• Aim: Sort through the data and copy the lines holding the word "true".

::::::

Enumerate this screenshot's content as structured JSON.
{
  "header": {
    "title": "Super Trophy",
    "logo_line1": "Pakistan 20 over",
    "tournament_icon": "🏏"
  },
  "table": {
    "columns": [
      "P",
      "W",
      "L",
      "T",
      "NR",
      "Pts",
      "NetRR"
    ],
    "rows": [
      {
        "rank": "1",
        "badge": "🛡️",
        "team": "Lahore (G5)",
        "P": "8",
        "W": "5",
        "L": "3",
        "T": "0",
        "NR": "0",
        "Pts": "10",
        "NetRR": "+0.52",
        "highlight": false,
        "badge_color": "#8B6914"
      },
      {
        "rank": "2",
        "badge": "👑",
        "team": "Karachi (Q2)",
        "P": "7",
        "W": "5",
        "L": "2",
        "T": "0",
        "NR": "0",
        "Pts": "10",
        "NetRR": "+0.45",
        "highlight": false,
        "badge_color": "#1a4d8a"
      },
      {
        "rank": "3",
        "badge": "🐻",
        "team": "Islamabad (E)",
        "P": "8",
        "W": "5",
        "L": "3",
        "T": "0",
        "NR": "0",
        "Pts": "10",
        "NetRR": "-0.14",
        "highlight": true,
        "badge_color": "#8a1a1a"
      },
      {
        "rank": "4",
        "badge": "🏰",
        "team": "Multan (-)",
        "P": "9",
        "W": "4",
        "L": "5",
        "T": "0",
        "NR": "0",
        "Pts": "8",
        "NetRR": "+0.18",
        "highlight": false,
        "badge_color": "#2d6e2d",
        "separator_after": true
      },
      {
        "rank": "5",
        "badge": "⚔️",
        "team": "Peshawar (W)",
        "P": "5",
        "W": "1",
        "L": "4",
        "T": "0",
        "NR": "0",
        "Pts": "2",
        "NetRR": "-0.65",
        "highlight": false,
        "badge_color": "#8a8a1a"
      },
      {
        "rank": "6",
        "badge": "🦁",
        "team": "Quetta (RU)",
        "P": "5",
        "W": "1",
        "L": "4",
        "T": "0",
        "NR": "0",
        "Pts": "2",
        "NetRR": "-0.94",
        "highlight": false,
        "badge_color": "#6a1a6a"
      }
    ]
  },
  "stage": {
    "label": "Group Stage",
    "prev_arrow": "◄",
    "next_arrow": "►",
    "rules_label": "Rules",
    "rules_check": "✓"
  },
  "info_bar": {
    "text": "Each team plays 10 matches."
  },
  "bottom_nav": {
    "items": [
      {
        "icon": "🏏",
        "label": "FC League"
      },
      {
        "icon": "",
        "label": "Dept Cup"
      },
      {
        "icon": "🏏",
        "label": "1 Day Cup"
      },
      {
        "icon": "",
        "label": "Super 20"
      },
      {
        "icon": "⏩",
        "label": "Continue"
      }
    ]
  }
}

::::::

• Result of the task:
        "highlight": true,
        "separator_after": true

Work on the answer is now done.